# TASK OBJECTIVE
Omit all pictures. Copy the rest of the material exactly.

# WORKING DATA
^^^^
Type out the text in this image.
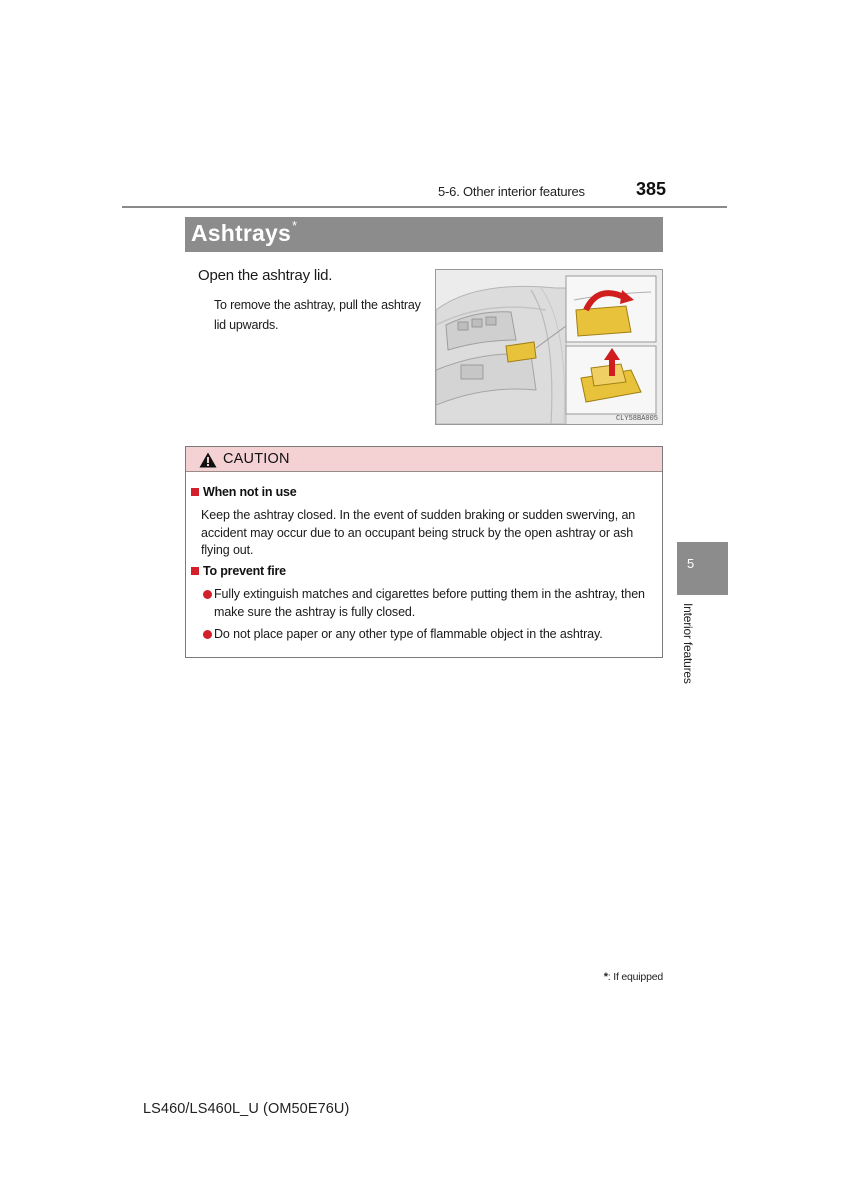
5-6. Other interior features	385
Ashtrays*
Open the ashtray lid.
To remove the ashtray, pull the ashtray lid upwards.
CLY58BA005
CAUTION
When not in use
Keep the ashtray closed. In the event of sudden braking or sudden swerving, an accident may occur due to an occupant being struck by the open ashtray or ash flying out.
To prevent fire
Fully extinguish matches and cigarettes before putting them in the ashtray, then make sure the ashtray is fully closed.
Do not place paper or any other type of flammable object in the ashtray.
5
Interior features
*: If equipped
LS460/LS460L_U (OM50E76U)
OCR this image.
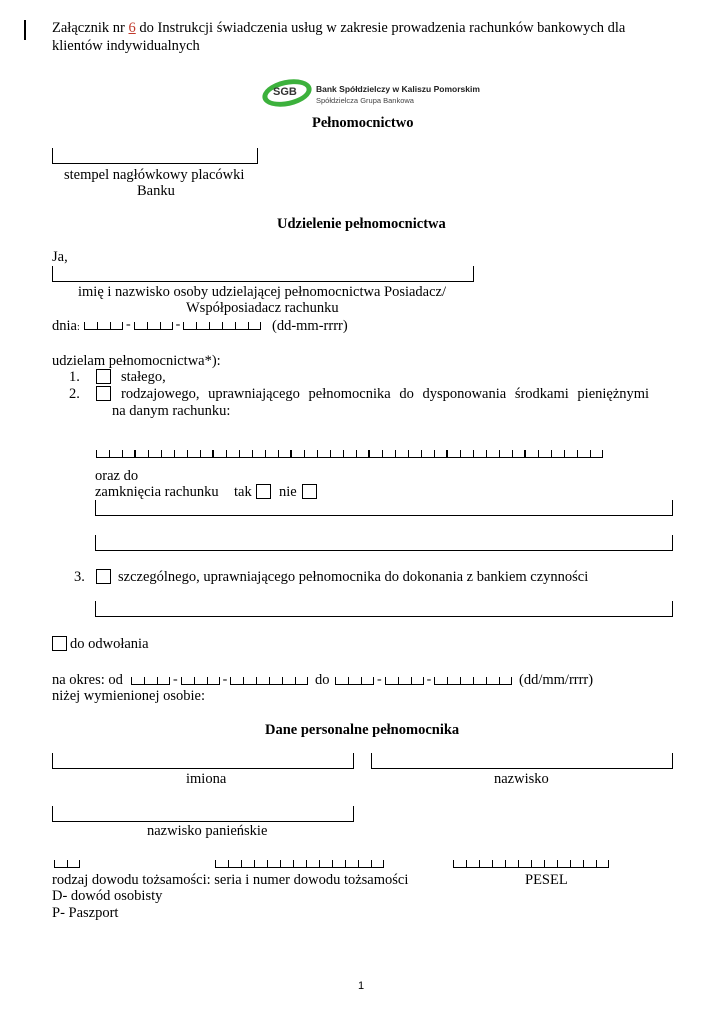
Załącznik nr 6 do Instrukcji świadczenia usług w zakresie prowadzenia rachunków bankowych dla
klientów indywidualnych
SGB Bank Spółdzielczy w Kaliszu Pomorskim
Spółdzielcza Grupa Bankowa
Pełnomocnictwo
stempel nagłówkowy placówki
Banku
Udzielenie pełnomocnictwa
Ja,
imię i nazwisko osoby udzielającej pełnomocnictwa Posiadacz/
Współposiadacz rachunku
dnia:	-	-	(dd-mm-rrrr)
udzielam pełnomocnictwa*):
1.	stałego,
2.	rodzajowego, uprawniającego pełnomocnika do dysponowania środkami pieniężnymi
na danym rachunku:
oraz do
zamknięcia rachunku tak nie
3. szczególnego, uprawniającego pełnomocnika do dokonania z bankiem czynności
do odwołania
na okres: od	-	-	do	-	-	(dd/mm/rrrr)
niżej wymienionej osobie:
Dane personalne pełnomocnika
imiona	nazwisko
nazwisko panieńskie
rodzaj dowodu tożsamości: seria i numer dowodu tożsamości	PESEL
D- dowód osobisty
P- Paszport
1
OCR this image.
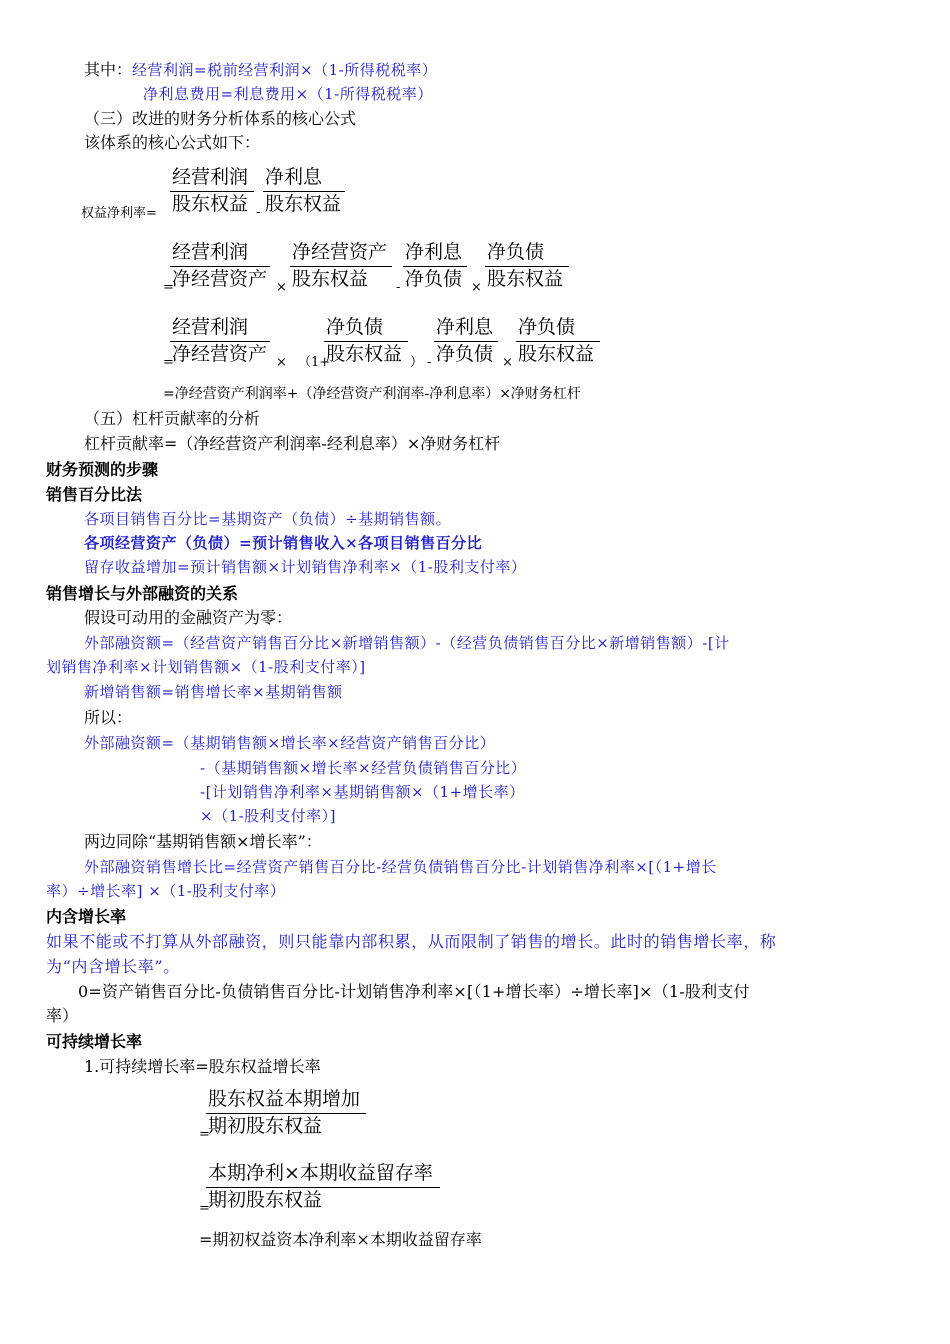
其中：经营利润=税前经营利润×（1-所得税税率）
净利息费用=利息费用×（1-所得税税率）
（三）改进的财务分析体系的核心公式
该体系的核心公式如下：
权益净利率=
经营利润
股东权益 -
净利息
股东权益
经营利润
=
净经营资产 ×
净经营资产
股东权益 -
净利息
净负债 ×
净负债
股东权益
经营利润
=
净经营资产 × （1+
净负债
股东权益 ） -
净利息
净负债 ×
净负债
股东权益
=净经营资产利润率+（净经营资产利润率-净利息率）×净财务杠杆
（五）杠杆贡献率的分析
杠杆贡献率=（净经营资产利润率-经利息率）×净财务杠杆
财务预测的步骤
销售百分比法
各项目销售百分比=基期资产（负债）÷基期销售额。
各项经营资产（负债）=预计销售收入×各项目销售百分比
留存收益增加=预计销售额×计划销售净利率×（1-股利支付率）
销售增长与外部融资的关系
假设可动用的金融资产为零：
外部融资额=（经营资产销售百分比×新增销售额）-（经营负债销售百分比×新增销售额）-[计
划销售净利率×计划销售额×（1-股利支付率）]
新增销售额=销售增长率×基期销售额
所以：
外部融资额=（基期销售额×增长率×经营资产销售百分比）
-（基期销售额×增长率×经营负债销售百分比）
-[计划销售净利率×基期销售额×（1+增长率）
×（1-股利支付率）]
两边同除“基期销售额×增长率”：
外部融资销售增长比=经营资产销售百分比-经营负债销售百分比-计划销售净利率×[（1+增长
率）÷增长率] ×（1-股利支付率）
内含增长率
如果不能或不打算从外部融资，则只能靠内部积累，从而限制了销售的增长。此时的销售增长率，称
为“内含增长率”。
0=资产销售百分比-负债销售百分比-计划销售净利率×[（1+增长率）÷增长率]×（1-股利支付
率）
可持续增长率
1.可持续增长率=股东权益增长率
股东权益本期增加
=
期初股东权益
本期净利×本期收益留存率
=
期初股东权益
=期初权益资本净利率×本期收益留存率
^^^^
# FINAL RESULT
Type out the text in this image.
5-6. Other interior features	385
Ashtrays*
Open the ashtray lid.
To remove the ashtray, pull the ashtray lid upwards.
CLY58BA005
CAUTION
When not in use
Keep the ashtray closed. In the event of sudden braking or sudden swerving, an accident may occur due to an occupant being struck by the open ashtray or ash flying out.
To prevent fire
Fully extinguish matches and cigarettes before putting them in the ashtray, then make sure the ashtray is fully closed.
Do not place paper or any other type of flammable object in the ashtray.
5
Interior features
*: If equipped
LS460/LS460L_U (OM50E76U)
OCR this image.
Załącznik nr 6 do Instrukcji świadczenia usług w zakresie prowadzenia rachunków bankowych dla
klientów indywidualnych
SGB Bank Spółdzielczy w Kaliszu Pomorskim
Spółdzielcza Grupa Bankowa
Pełnomocnictwo
stempel nagłówkowy placówki
Banku
Udzielenie pełnomocnictwa
Ja,
imię i nazwisko osoby udzielającej pełnomocnictwa Posiadacz/
Współposiadacz rachunku
dnia:	-	-	(dd-mm-rrrr)
udzielam pełnomocnictwa*):
1.	stałego,
2.	rodzajowego, uprawniającego pełnomocnika do dysponowania środkami pieniężnymi
na danym rachunku:
oraz do
zamknięcia rachunku tak nie
3. szczególnego, uprawniającego pełnomocnika do dokonania z bankiem czynności
do odwołania
na okres: od	-	-	do	-	-	(dd/mm/rrrr)
niżej wymienionej osobie:
Dane personalne pełnomocnika
imiona	nazwisko
nazwisko panieńskie
rodzaj dowodu tożsamości: seria i numer dowodu tożsamości	PESEL
D- dowód osobisty
P- Paszport
1
OCR this image.
其中：经营利润=税前经营利润×（1-所得税税率）
净利息费用=利息费用×（1-所得税税率）
（三）改进的财务分析体系的核心公式
该体系的核心公式如下：
权益净利率=
经营利润
股东权益 -
净利息
股东权益
经营利润
=
净经营资产 ×
净经营资产
股东权益 -
净利息
净负债 ×
净负债
股东权益
经营利润
=
净经营资产 × （1+
净负债
股东权益 ） -
净利息
净负债 ×
净负债
股东权益
=净经营资产利润率+（净经营资产利润率-净利息率）×净财务杠杆
（五）杠杆贡献率的分析
杠杆贡献率=（净经营资产利润率-经利息率）×净财务杠杆
财务预测的步骤
销售百分比法
各项目销售百分比=基期资产（负债）÷基期销售额。
各项经营资产（负债）=预计销售收入×各项目销售百分比
留存收益增加=预计销售额×计划销售净利率×（1-股利支付率）
销售增长与外部融资的关系
假设可动用的金融资产为零：
外部融资额=（经营资产销售百分比×新增销售额）-（经营负债销售百分比×新增销售额）-[计
划销售净利率×计划销售额×（1-股利支付率）]
新增销售额=销售增长率×基期销售额
所以：
外部融资额=（基期销售额×增长率×经营资产销售百分比）
-（基期销售额×增长率×经营负债销售百分比）
-[计划销售净利率×基期销售额×（1+增长率）
×（1-股利支付率）]
两边同除“基期销售额×增长率”：
外部融资销售增长比=经营资产销售百分比-经营负债销售百分比-计划销售净利率×[（1+增长
率）÷增长率] ×（1-股利支付率）
内含增长率
如果不能或不打算从外部融资，则只能靠内部积累，从而限制了销售的增长。此时的销售增长率，称
为“内含增长率”。
0=资产销售百分比-负债销售百分比-计划销售净利率×[（1+增长率）÷增长率]×（1-股利支付
率）
可持续增长率
1.可持续增长率=股东权益增长率
股东权益本期增加
=
期初股东权益
本期净利×本期收益留存率
=
期初股东权益
=期初权益资本净利率×本期收益留存率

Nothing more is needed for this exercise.